• **Problem details**:
Write out, precisely and in full, each line of the material.

(Records from a data source)

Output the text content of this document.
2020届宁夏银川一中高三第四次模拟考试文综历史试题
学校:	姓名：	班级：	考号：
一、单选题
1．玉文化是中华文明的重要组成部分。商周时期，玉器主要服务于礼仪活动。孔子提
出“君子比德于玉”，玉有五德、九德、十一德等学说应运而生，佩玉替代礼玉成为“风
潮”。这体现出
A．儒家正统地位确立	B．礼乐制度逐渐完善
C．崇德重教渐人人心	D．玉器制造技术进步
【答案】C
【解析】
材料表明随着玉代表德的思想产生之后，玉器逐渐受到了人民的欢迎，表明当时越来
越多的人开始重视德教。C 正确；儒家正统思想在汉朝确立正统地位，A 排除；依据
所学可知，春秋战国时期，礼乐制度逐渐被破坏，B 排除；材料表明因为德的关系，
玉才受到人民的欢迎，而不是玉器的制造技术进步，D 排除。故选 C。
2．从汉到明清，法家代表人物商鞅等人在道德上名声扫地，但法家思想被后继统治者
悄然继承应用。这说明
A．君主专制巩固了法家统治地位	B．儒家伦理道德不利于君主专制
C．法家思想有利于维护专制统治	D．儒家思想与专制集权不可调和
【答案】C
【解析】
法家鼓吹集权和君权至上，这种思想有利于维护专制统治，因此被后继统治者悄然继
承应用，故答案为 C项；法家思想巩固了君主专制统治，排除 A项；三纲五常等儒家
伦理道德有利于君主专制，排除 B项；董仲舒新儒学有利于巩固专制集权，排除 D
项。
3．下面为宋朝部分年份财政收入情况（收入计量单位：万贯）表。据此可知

• **Written solution**:
Output the text content of this document.
2020届宁夏银川一中高三第四次模拟考试文综历史试题
学校:	姓名：	班级：	考号：
一、单选题
1．玉文化是中华文明的重要组成部分。商周时期，玉器主要服务于礼仪活动。孔子提
出“君子比德于玉”，玉有五德、九德、十一德等学说应运而生，佩玉替代礼玉成为“风
潮”。这体现出
A．儒家正统地位确立	B．礼乐制度逐渐完善
C．崇德重教渐人人心	D．玉器制造技术进步
【答案】C
【解析】
材料表明随着玉代表德的思想产生之后，玉器逐渐受到了人民的欢迎，表明当时越来
越多的人开始重视德教。C 正确；儒家正统思想在汉朝确立正统地位，A 排除；依据
所学可知，春秋战国时期，礼乐制度逐渐被破坏，B 排除；材料表明因为德的关系，
玉才受到人民的欢迎，而不是玉器的制造技术进步，D 排除。故选 C。
2．从汉到明清，法家代表人物商鞅等人在道德上名声扫地，但法家思想被后继统治者
悄然继承应用。这说明
A．君主专制巩固了法家统治地位	B．儒家伦理道德不利于君主专制
C．法家思想有利于维护专制统治	D．儒家思想与专制集权不可调和
【答案】C
【解析】
法家鼓吹集权和君权至上，这种思想有利于维护专制统治，因此被后继统治者悄然继
承应用，故答案为 C项；法家思想巩固了君主专制统治，排除 A项；三纲五常等儒家
伦理道德有利于君主专制，排除 B项；董仲舒新儒学有利于巩固专制集权，排除 D
项。
3．下面为宋朝部分年份财政收入情况（收入计量单位：万贯）表。据此可知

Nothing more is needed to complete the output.